"""

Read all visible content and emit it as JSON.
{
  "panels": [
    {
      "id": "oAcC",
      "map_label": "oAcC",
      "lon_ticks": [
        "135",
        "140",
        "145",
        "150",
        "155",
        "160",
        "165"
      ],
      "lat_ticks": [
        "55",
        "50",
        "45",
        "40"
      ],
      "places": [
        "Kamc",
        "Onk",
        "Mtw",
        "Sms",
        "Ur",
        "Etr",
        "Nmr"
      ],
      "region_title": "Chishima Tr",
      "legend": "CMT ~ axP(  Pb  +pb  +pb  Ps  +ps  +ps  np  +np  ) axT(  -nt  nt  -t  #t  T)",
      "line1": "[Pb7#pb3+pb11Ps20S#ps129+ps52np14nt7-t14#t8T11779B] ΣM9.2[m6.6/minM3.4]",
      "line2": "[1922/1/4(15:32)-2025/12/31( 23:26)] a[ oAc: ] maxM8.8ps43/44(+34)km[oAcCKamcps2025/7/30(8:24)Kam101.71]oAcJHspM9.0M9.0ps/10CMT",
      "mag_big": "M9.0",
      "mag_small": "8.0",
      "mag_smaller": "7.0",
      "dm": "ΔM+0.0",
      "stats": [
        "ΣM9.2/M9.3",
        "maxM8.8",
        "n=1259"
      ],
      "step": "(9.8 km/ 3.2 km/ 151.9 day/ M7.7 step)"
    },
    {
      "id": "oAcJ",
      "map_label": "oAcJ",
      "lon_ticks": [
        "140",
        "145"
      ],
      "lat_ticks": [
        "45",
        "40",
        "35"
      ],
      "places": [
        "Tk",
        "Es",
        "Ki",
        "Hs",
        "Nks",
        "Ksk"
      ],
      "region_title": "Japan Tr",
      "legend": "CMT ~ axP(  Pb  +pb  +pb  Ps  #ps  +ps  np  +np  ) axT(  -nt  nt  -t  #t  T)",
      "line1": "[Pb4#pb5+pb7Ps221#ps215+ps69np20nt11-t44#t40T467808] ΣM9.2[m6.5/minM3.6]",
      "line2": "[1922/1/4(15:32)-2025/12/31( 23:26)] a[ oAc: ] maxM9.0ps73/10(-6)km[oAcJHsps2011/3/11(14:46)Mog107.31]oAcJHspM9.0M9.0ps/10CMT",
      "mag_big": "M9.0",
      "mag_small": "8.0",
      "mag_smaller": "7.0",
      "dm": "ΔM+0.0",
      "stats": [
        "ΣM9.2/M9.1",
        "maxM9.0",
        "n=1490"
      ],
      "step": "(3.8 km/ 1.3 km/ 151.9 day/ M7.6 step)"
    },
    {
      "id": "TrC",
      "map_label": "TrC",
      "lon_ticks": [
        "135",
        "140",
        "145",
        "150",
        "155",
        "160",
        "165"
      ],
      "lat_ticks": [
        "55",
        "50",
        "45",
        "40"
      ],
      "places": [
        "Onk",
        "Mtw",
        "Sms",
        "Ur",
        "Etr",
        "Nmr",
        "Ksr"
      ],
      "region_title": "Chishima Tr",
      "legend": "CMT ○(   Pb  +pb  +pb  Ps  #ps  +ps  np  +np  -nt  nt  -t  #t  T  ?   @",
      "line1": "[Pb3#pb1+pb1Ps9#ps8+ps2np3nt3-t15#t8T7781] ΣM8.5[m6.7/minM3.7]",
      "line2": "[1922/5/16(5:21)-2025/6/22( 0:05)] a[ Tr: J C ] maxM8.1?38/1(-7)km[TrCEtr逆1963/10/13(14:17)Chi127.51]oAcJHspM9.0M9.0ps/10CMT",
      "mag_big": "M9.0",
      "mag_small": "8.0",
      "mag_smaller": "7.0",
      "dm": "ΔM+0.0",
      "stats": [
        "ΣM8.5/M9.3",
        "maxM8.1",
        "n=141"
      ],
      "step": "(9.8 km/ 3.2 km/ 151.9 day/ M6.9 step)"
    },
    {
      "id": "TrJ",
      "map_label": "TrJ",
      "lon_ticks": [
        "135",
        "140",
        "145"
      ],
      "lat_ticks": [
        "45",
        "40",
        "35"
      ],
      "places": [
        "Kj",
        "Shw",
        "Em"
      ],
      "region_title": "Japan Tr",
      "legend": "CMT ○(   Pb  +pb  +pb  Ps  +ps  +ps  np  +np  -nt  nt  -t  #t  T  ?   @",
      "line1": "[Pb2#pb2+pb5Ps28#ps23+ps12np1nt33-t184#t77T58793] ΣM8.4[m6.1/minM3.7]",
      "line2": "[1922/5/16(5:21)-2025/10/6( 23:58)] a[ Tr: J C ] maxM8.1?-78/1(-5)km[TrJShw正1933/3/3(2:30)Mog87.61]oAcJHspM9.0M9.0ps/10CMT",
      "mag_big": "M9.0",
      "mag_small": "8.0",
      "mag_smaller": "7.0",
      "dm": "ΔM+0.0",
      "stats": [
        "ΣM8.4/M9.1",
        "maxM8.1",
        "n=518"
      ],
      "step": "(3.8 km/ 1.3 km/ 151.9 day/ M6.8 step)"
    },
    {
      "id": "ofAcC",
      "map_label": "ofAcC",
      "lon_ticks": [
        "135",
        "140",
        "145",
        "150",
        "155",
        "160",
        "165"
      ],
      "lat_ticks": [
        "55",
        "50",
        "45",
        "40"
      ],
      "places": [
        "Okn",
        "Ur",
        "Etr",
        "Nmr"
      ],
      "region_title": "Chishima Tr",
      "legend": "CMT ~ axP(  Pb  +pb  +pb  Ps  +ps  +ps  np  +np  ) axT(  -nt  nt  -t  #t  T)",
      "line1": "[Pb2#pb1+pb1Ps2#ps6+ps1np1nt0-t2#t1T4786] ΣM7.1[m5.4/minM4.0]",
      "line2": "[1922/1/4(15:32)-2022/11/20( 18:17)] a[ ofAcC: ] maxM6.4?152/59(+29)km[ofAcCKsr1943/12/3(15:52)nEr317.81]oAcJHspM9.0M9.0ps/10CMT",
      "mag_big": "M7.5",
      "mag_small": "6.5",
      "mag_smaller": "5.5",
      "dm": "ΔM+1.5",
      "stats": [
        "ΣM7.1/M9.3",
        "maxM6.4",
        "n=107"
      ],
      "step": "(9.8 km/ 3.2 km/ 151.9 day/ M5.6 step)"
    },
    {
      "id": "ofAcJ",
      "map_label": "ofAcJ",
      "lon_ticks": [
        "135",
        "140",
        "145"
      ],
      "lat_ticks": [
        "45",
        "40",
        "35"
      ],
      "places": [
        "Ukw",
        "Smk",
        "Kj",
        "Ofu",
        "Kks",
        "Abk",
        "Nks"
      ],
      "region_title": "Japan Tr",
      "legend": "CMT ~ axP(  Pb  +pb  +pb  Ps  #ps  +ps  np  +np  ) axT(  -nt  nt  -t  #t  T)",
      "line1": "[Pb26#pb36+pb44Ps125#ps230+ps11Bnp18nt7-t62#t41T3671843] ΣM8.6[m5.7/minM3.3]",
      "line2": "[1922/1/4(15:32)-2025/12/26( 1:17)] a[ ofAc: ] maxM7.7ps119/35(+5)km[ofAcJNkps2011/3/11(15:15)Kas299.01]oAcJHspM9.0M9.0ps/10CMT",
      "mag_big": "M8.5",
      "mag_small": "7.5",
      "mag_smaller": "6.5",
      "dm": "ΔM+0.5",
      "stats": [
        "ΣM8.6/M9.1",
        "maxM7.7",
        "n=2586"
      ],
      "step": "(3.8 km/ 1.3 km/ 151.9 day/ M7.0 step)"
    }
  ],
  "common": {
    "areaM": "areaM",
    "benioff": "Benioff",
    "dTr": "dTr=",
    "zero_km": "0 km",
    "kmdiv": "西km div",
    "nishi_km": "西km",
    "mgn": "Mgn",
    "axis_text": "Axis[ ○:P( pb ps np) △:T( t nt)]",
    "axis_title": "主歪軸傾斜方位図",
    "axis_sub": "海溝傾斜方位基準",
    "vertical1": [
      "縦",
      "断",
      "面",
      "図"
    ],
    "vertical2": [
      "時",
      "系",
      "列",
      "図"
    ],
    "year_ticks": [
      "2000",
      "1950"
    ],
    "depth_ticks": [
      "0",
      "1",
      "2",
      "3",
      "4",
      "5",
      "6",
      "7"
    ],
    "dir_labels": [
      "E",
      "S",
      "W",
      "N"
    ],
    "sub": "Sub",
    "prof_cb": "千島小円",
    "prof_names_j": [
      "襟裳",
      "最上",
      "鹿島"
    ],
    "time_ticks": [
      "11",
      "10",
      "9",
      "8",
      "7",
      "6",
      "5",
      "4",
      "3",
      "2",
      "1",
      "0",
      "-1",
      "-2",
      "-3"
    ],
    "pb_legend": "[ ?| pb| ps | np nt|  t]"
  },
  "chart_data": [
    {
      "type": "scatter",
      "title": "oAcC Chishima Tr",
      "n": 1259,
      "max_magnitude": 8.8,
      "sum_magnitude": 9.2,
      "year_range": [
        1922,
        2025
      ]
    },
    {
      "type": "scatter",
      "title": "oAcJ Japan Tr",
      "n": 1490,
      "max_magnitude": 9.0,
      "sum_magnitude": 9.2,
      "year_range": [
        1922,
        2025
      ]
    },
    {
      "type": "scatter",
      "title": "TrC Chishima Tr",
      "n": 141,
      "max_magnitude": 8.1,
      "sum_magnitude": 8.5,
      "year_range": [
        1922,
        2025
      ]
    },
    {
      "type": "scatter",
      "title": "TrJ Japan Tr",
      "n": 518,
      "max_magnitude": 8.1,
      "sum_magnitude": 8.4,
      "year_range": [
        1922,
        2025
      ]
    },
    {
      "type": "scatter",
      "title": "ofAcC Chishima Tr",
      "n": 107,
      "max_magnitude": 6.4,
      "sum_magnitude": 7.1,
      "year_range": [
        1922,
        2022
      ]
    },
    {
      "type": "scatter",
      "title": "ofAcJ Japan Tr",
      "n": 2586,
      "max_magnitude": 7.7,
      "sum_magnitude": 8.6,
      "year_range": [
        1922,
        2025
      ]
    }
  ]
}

"""

Pull out every line in the material above where "ofAcC" occurs.

Answer to the problem:
      "id": "ofAcC",
      "map_label": "ofAcC",
      "line2": "[1922/1/4(15:32)-2022/11/20( 18:17)] a[ ofAcC: ] maxM6.4?152/59(+29)km[ofAcCKsr1943/12/3(15:52)nEr317.81]oAcJHspM9.0M9.0ps/10CMT",
      "title": "ofAcC Chishima Tr",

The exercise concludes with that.